►

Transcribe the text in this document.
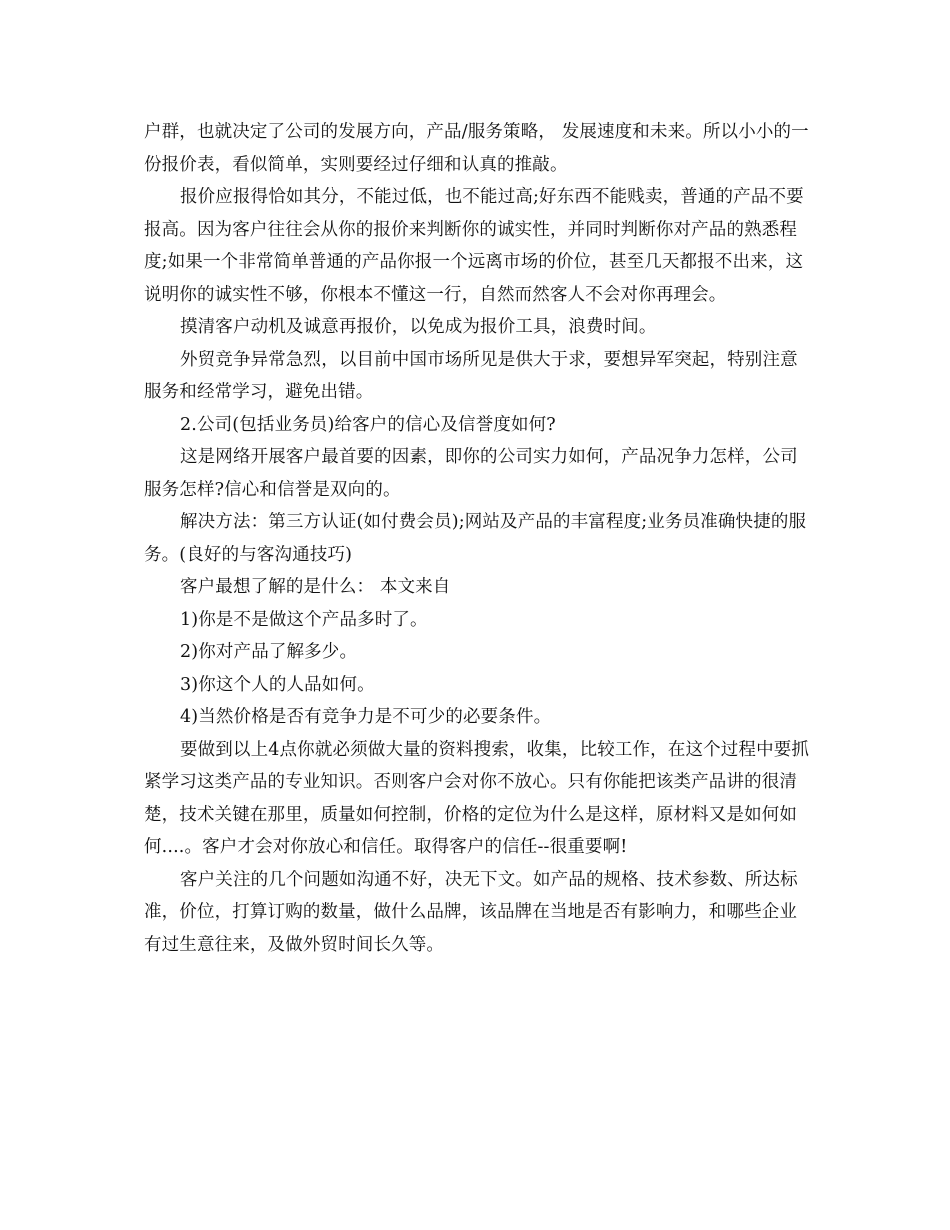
户群，也就决定了公司的发展方向，产品/服务策略， 发展速度和未来。所以小小的一份报价表，看似简单，实则要经过仔细和认真的推敲。

报价应报得恰如其分，不能过低，也不能过高;好东西不能贱卖，普通的产品不要报高。因为客户往往会从你的报价来判断你的诚实性，并同时判断你对产品的熟悉程度;如果一个非常简单普通的产品你报一个远离市场的价位，甚至几天都报不出来，这说明你的诚实性不够，你根本不懂这一行，自然而然客人不会对你再理会。

摸清客户动机及诚意再报价，以免成为报价工具，浪费时间。

外贸竞争异常急烈，以目前中国市场所见是供大于求，要想异军突起，特别注意服务和经常学习，避免出错。

2.公司(包括业务员)给客户的信心及信誉度如何?

这是网络开展客户最首要的因素，即你的公司实力如何，产品况争力怎样，公司服务怎样?信心和信誉是双向的。

解决方法：第三方认证(如付费会员);网站及产品的丰富程度;业务员准确快捷的服务。(良好的与客沟通技巧)

客户最想了解的是什么： 本文来自

1)你是不是做这个产品多时了。

2)你对产品了解多少。

3)你这个人的人品如何。

4)当然价格是否有竞争力是不可少的必要条件。

要做到以上4点你就必须做大量的资料搜索，收集，比较工作，在这个过程中要抓紧学习这类产品的专业知识。否则客户会对你不放心。只有你能把该类产品讲的很清楚，技术关键在那里，质量如何控制，价格的定位为什么是这样，原材料又是如何如何....。客户才会对你放心和信任。取得客户的信任--很重要啊!

客户关注的几个问题如沟通不好，决无下文。如产品的规格、技术参数、所达标准，价位，打算订购的数量，做什么品牌，该品牌在当地是否有影响力，和哪些企业有过生意往来，及做外贸时间长久等。
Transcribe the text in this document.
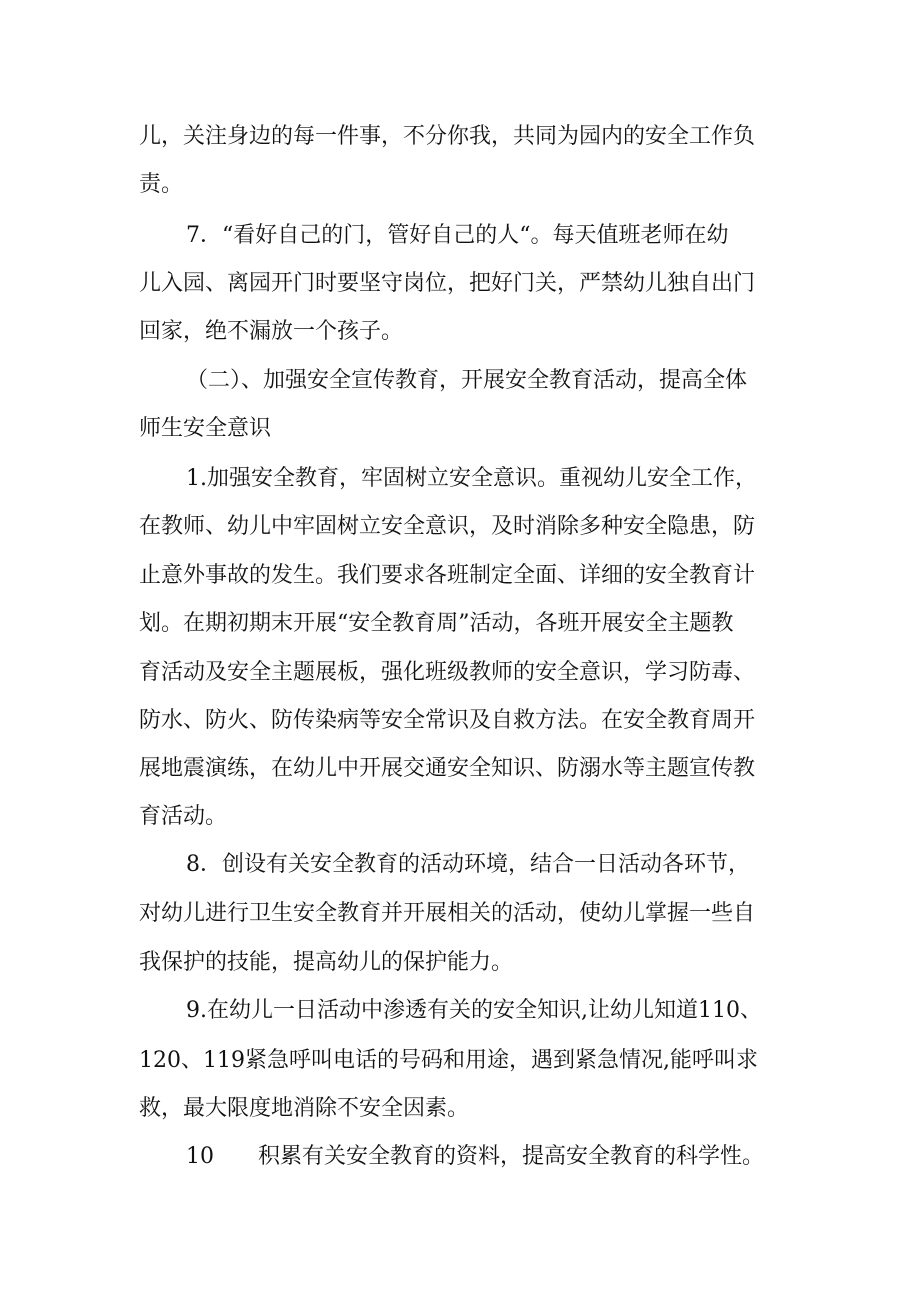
儿，关注身边的每一件事，不分你我，共同为园内的安全工作负
责。
7．“看好自己的门，管好自己的人“。每天值班老师在幼
儿入园、离园开门时要坚守岗位，把好门关，严禁幼儿独自出门
回家，绝不漏放一个孩子。
（二）、加强安全宣传教育，开展安全教育活动，提高全体
师生安全意识
1.加强安全教育，牢固树立安全意识。重视幼儿安全工作，
在教师、幼儿中牢固树立安全意识，及时消除多种安全隐患，防
止意外事故的发生。我们要求各班制定全面、详细的安全教育计
划。在期初期末开展“安全教育周”活动，各班开展安全主题教
育活动及安全主题展板，强化班级教师的安全意识，学习防毒、
防水、防火、防传染病等安全常识及自救方法。在安全教育周开
展地震演练，在幼儿中开展交通安全知识、防溺水等主题宣传教
育活动。
8．创设有关安全教育的活动环境，结合一日活动各环节，
对幼儿进行卫生安全教育并开展相关的活动，使幼儿掌握一些自
我保护的技能，提高幼儿的保护能力。
9.在幼儿一日活动中渗透有关的安全知识,让幼儿知道110、
120、119紧急呼叫电话的号码和用途，遇到紧急情况,能呼叫求
救，最大限度地消除不安全因素。
10　　积累有关安全教育的资料，提高安全教育的科学性。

◄

### Goal
Write out each entry exactly as given, but skip the pictures.

### Task response
Transcribe the text in this document.
户群，也就决定了公司的发展方向，产品/服务策略， 发展速度和未来。所以小小的一份报价表，看似简单，实则要经过仔细和认真的推敲。

报价应报得恰如其分，不能过低，也不能过高;好东西不能贱卖，普通的产品不要报高。因为客户往往会从你的报价来判断你的诚实性，并同时判断你对产品的熟悉程度;如果一个非常简单普通的产品你报一个远离市场的价位，甚至几天都报不出来，这说明你的诚实性不够，你根本不懂这一行，自然而然客人不会对你再理会。

摸清客户动机及诚意再报价，以免成为报价工具，浪费时间。

外贸竞争异常急烈，以目前中国市场所见是供大于求，要想异军突起，特别注意服务和经常学习，避免出错。

2.公司(包括业务员)给客户的信心及信誉度如何?

这是网络开展客户最首要的因素，即你的公司实力如何，产品况争力怎样，公司服务怎样?信心和信誉是双向的。

解决方法：第三方认证(如付费会员);网站及产品的丰富程度;业务员准确快捷的服务。(良好的与客沟通技巧)

客户最想了解的是什么： 本文来自

1)你是不是做这个产品多时了。

2)你对产品了解多少。

3)你这个人的人品如何。

4)当然价格是否有竞争力是不可少的必要条件。

要做到以上4点你就必须做大量的资料搜索，收集，比较工作，在这个过程中要抓紧学习这类产品的专业知识。否则客户会对你不放心。只有你能把该类产品讲的很清楚，技术关键在那里，质量如何控制，价格的定位为什么是这样，原材料又是如何如何....。客户才会对你放心和信任。取得客户的信任--很重要啊!

客户关注的几个问题如沟通不好，决无下文。如产品的规格、技术参数、所达标准，价位，打算订购的数量，做什么品牌，该品牌在当地是否有影响力，和哪些企业有过生意往来，及做外贸时间长久等。
Transcribe the text in this document.
儿，关注身边的每一件事，不分你我，共同为园内的安全工作负
责。
7．“看好自己的门，管好自己的人“。每天值班老师在幼
儿入园、离园开门时要坚守岗位，把好门关，严禁幼儿独自出门
回家，绝不漏放一个孩子。
（二）、加强安全宣传教育，开展安全教育活动，提高全体
师生安全意识
1.加强安全教育，牢固树立安全意识。重视幼儿安全工作，
在教师、幼儿中牢固树立安全意识，及时消除多种安全隐患，防
止意外事故的发生。我们要求各班制定全面、详细的安全教育计
划。在期初期末开展“安全教育周”活动，各班开展安全主题教
育活动及安全主题展板，强化班级教师的安全意识，学习防毒、
防水、防火、防传染病等安全常识及自救方法。在安全教育周开
展地震演练，在幼儿中开展交通安全知识、防溺水等主题宣传教
育活动。
8．创设有关安全教育的活动环境，结合一日活动各环节，
对幼儿进行卫生安全教育并开展相关的活动，使幼儿掌握一些自
我保护的技能，提高幼儿的保护能力。
9.在幼儿一日活动中渗透有关的安全知识,让幼儿知道110、
120、119紧急呼叫电话的号码和用途，遇到紧急情况,能呼叫求
救，最大限度地消除不安全因素。
10　　积累有关安全教育的资料，提高安全教育的科学性。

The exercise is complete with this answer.